● **JOB**
Repeat the material below exactly, line for line.

● **DATASET ENTRIES**
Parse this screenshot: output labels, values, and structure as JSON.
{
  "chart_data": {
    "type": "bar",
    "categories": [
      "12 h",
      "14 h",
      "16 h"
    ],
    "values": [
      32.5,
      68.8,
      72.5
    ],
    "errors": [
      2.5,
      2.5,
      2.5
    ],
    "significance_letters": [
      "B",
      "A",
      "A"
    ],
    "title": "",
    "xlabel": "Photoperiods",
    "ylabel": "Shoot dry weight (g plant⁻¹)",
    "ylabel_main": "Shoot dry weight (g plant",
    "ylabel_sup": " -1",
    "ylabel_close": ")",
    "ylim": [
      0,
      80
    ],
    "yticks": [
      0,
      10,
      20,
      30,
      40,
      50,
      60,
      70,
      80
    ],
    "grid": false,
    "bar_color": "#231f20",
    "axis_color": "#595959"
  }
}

● **WRITTEN ANSWER**
Parse this screenshot: output labels, values, and structure as JSON.
{
  "chart_data": {
    "type": "bar",
    "categories": [
      "12 h",
      "14 h",
      "16 h"
    ],
    "values": [
      32.5,
      68.8,
      72.5
    ],
    "errors": [
      2.5,
      2.5,
      2.5
    ],
    "significance_letters": [
      "B",
      "A",
      "A"
    ],
    "title": "",
    "xlabel": "Photoperiods",
    "ylabel": "Shoot dry weight (g plant⁻¹)",
    "ylabel_main": "Shoot dry weight (g plant",
    "ylabel_sup": " -1",
    "ylabel_close": ")",
    "ylim": [
      0,
      80
    ],
    "yticks": [
      0,
      10,
      20,
      30,
      40,
      50,
      60,
      70,
      80
    ],
    "grid": false,
    "bar_color": "#231f20",
    "axis_color": "#595959"
  }
}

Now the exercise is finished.